* SUPPLIED INFORMATION *
* * *

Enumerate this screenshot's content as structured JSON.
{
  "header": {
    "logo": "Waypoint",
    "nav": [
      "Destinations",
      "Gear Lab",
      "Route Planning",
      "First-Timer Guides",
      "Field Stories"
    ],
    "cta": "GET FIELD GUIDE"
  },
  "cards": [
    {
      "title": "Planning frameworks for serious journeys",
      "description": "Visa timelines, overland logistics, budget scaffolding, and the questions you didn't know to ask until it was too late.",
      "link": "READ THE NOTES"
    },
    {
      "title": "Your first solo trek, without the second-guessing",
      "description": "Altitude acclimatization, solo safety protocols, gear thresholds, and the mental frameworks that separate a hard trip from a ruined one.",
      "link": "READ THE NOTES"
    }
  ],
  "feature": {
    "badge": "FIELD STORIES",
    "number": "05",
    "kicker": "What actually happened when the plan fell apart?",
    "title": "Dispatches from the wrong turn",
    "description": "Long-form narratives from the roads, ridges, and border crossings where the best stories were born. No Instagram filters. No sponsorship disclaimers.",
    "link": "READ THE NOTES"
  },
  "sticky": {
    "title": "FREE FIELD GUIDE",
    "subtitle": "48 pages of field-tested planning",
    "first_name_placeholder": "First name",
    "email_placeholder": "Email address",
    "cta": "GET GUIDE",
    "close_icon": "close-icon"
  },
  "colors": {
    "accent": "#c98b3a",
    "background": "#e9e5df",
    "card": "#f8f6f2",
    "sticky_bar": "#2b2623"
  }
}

* * *

* PROBLEM DETAILS *
Work through the records line by line and tally those with the word "solo". Report only the total.

* EXERCISE ANSWER *
2